• [EXERCISE]: Find how many lines in the material contain "пленки"; your answer should be that number alone.

• [MATERIAL FOR THIS EXERCISE]:

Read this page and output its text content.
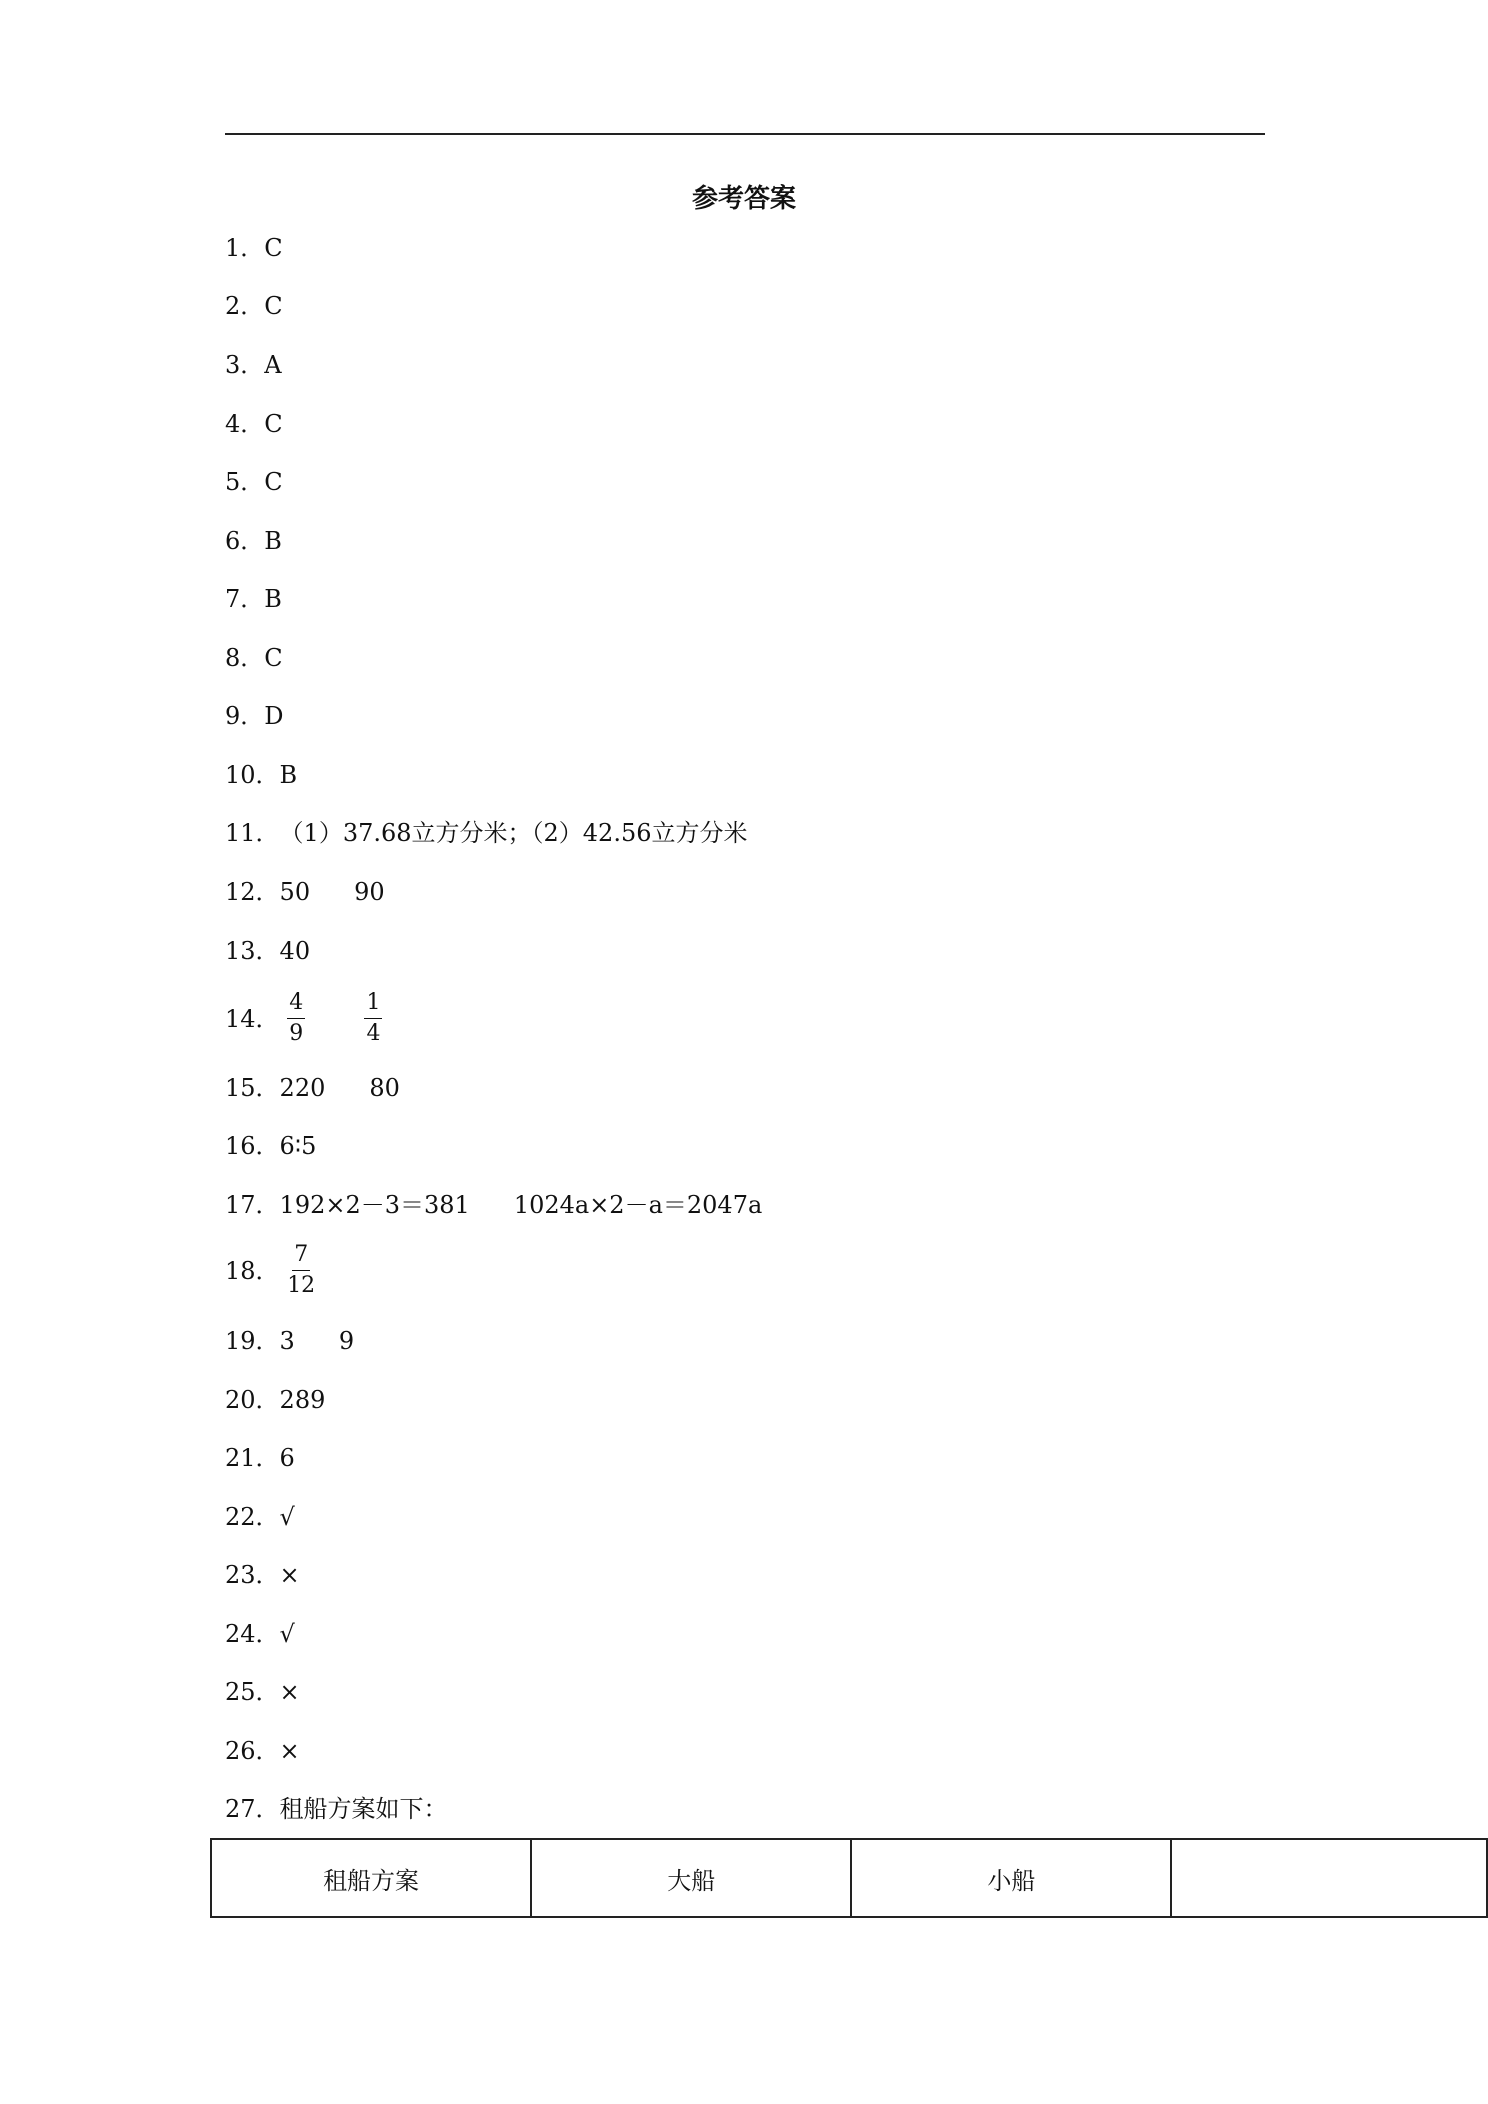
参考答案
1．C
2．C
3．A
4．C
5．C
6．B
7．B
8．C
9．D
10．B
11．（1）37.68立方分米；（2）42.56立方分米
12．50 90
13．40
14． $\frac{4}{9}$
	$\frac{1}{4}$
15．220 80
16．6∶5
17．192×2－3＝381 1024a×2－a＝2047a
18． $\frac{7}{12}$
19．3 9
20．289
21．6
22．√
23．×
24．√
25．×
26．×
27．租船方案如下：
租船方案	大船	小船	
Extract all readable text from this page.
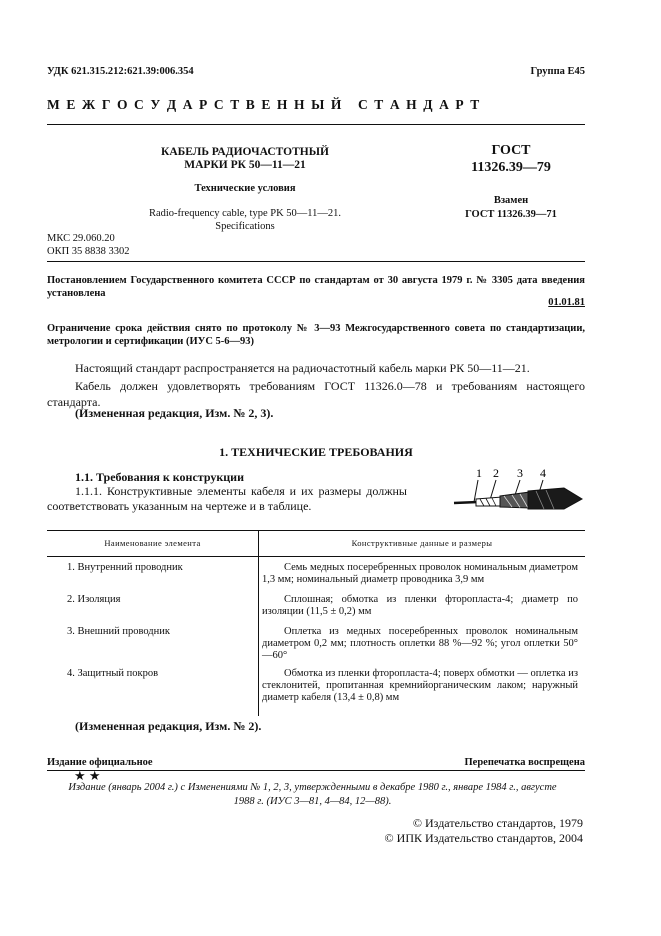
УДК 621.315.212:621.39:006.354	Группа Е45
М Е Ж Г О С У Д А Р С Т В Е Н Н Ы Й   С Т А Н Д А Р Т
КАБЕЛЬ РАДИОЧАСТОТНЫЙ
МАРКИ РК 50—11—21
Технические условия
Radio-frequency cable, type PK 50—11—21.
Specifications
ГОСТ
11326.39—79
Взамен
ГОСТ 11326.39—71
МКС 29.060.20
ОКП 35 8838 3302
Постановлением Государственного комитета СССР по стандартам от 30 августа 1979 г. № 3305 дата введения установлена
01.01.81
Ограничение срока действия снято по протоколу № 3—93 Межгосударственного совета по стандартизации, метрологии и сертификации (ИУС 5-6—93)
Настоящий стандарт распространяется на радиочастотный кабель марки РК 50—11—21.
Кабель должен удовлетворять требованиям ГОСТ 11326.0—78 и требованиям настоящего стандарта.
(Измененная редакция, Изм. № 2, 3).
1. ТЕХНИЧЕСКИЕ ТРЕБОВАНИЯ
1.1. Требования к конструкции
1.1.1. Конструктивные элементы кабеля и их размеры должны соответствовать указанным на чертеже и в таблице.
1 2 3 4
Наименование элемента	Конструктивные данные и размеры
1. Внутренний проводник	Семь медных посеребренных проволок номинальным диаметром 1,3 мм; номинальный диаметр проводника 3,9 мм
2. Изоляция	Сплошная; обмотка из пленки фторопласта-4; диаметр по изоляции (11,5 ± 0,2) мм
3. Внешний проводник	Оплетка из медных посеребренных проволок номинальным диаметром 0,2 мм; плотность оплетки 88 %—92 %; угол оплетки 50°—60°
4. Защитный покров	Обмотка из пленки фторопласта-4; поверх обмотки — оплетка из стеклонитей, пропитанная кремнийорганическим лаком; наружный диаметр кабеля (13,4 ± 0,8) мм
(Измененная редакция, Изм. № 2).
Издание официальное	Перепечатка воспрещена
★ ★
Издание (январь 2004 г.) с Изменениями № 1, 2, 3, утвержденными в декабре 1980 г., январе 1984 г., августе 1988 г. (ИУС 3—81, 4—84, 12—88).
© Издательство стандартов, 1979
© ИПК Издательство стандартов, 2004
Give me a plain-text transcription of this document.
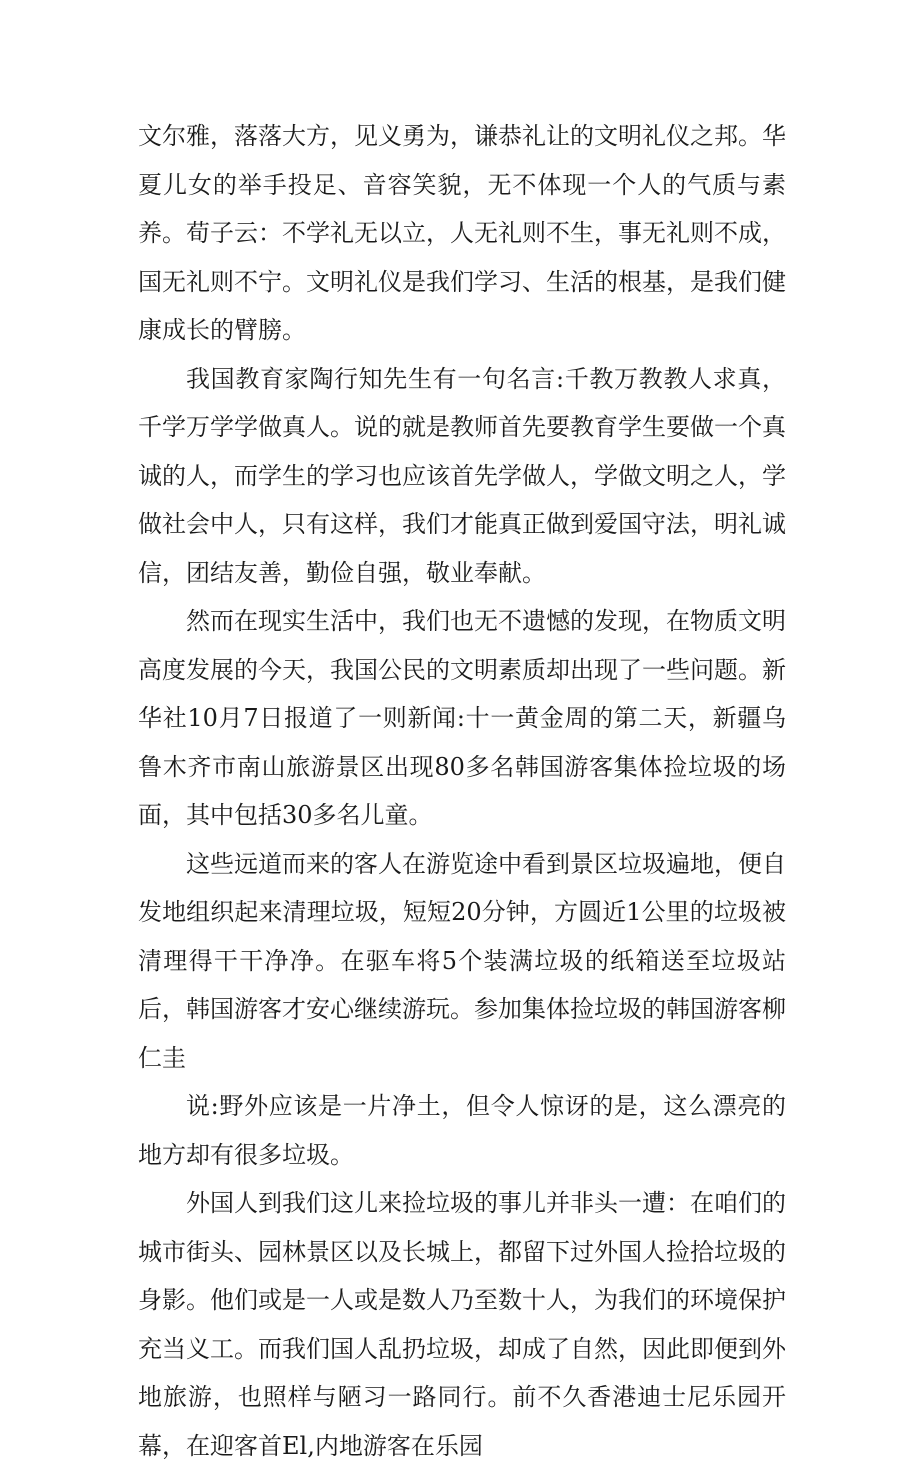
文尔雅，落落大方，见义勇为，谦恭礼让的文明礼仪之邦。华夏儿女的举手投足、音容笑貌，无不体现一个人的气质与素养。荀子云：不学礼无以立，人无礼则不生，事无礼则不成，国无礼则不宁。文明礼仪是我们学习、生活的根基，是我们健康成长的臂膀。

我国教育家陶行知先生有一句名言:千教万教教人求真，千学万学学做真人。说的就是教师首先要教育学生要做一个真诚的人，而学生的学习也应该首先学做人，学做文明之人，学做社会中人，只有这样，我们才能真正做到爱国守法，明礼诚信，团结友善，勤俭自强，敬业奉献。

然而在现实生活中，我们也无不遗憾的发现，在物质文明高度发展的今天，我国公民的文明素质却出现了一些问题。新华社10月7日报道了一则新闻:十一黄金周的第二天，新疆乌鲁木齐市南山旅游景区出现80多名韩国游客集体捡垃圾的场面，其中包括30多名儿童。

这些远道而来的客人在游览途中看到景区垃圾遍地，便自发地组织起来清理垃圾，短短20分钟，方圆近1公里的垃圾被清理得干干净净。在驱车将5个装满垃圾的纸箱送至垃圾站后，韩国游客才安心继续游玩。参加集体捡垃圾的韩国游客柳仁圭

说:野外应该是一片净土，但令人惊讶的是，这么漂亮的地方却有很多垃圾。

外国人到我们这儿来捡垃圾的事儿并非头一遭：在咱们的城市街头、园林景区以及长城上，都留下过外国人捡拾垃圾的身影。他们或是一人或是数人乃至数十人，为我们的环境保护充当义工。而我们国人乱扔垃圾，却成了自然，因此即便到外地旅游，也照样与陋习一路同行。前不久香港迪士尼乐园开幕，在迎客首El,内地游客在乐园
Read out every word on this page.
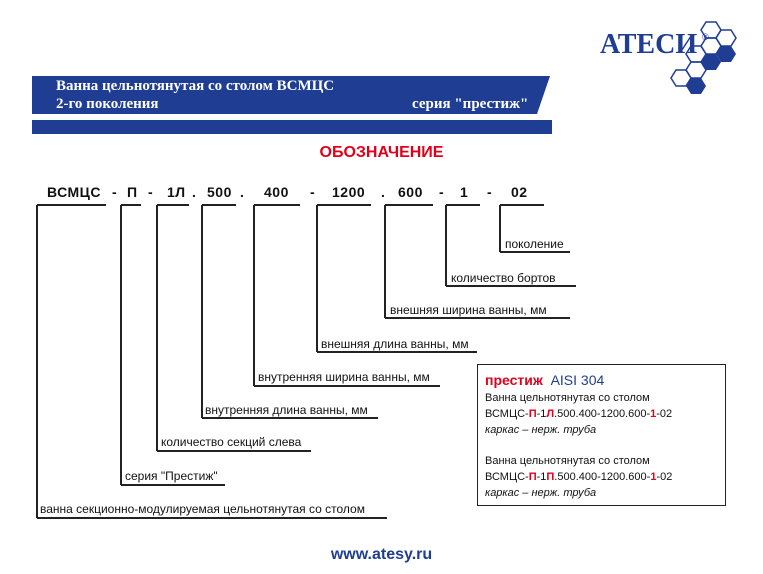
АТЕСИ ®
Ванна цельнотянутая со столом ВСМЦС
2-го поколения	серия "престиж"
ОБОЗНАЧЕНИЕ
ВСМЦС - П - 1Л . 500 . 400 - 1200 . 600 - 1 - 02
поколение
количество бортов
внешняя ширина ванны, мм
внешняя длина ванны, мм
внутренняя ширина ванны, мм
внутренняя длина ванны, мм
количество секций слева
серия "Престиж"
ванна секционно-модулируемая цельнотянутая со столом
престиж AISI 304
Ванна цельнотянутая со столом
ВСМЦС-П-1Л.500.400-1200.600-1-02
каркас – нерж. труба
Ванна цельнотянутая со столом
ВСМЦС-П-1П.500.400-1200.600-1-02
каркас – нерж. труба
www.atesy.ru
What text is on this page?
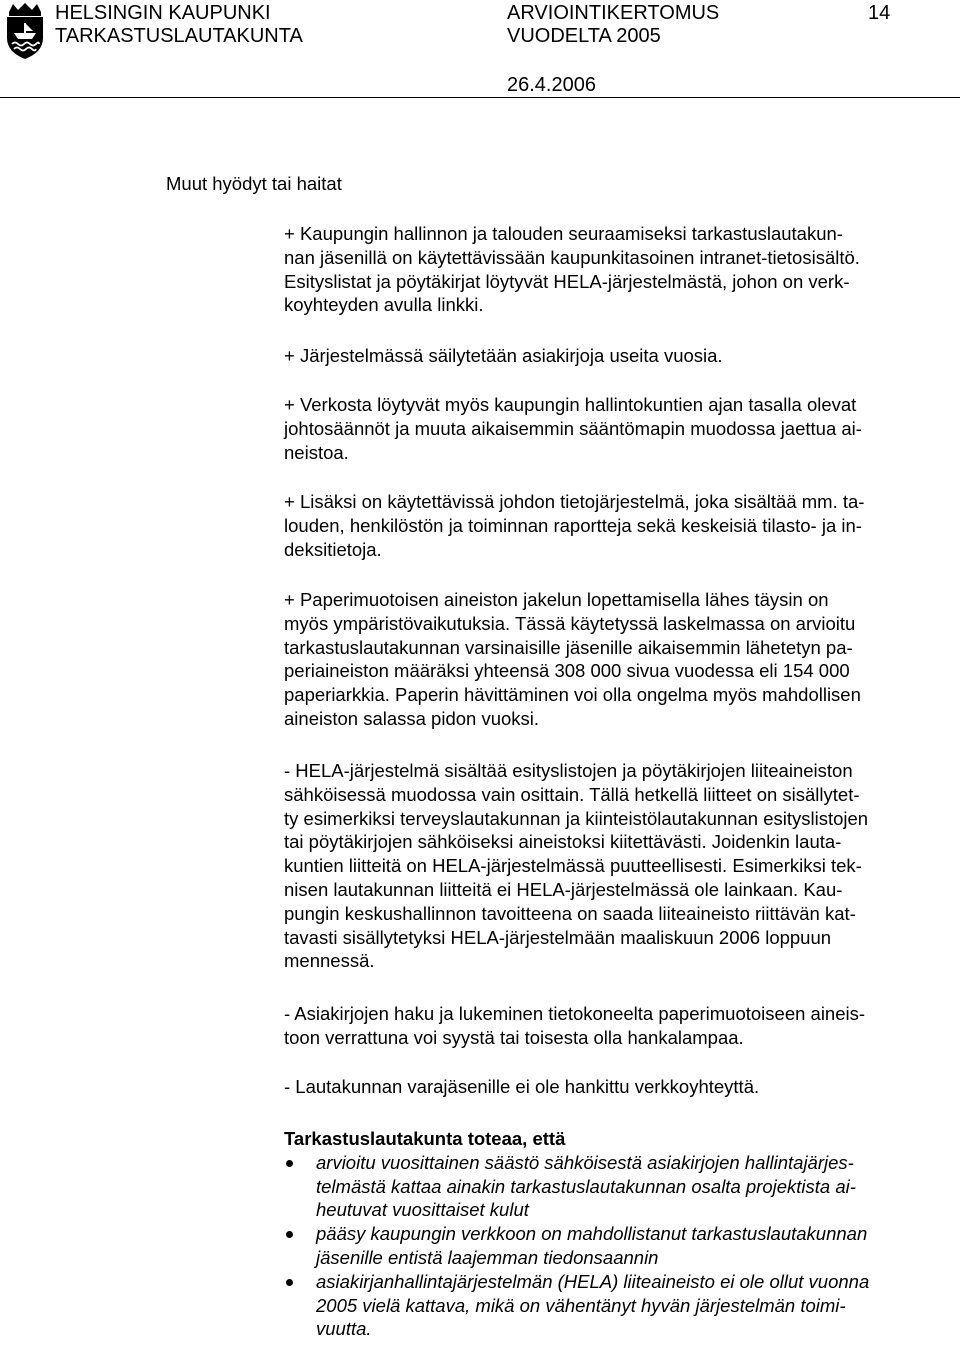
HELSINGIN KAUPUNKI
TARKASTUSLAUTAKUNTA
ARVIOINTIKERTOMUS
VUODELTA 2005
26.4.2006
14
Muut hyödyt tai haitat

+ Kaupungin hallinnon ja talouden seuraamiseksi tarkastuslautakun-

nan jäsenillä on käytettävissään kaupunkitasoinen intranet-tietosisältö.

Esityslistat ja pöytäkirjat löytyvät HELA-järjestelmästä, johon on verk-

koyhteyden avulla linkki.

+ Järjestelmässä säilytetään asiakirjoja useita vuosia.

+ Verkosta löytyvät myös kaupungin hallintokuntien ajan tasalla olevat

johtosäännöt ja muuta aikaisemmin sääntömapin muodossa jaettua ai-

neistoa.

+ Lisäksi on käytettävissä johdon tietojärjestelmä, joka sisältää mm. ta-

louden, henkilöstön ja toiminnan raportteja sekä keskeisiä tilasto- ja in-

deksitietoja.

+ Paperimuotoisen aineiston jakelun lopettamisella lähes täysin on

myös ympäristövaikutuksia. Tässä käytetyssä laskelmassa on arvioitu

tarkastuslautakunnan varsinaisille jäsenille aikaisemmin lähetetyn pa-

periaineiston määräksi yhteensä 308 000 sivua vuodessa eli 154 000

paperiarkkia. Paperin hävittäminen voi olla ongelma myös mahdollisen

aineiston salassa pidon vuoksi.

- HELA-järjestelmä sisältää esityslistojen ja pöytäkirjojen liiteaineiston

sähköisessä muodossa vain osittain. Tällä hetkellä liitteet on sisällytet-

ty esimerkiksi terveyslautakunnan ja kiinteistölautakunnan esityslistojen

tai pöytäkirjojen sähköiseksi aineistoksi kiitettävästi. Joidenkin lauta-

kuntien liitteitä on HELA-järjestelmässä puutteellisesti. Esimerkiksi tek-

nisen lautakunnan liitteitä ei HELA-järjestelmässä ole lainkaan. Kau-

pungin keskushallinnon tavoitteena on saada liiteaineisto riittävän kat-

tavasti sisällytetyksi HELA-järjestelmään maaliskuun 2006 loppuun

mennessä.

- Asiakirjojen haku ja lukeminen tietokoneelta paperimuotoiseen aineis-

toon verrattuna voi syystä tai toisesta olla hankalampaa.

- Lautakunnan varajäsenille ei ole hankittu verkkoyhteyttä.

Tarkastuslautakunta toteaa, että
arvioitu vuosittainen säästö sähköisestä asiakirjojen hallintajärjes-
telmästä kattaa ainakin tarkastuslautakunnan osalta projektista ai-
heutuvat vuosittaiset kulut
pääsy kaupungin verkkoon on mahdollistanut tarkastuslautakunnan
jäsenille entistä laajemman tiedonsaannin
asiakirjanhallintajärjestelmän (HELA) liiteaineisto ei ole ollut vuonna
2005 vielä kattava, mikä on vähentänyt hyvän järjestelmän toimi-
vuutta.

• [FINAL ANSWER]: 2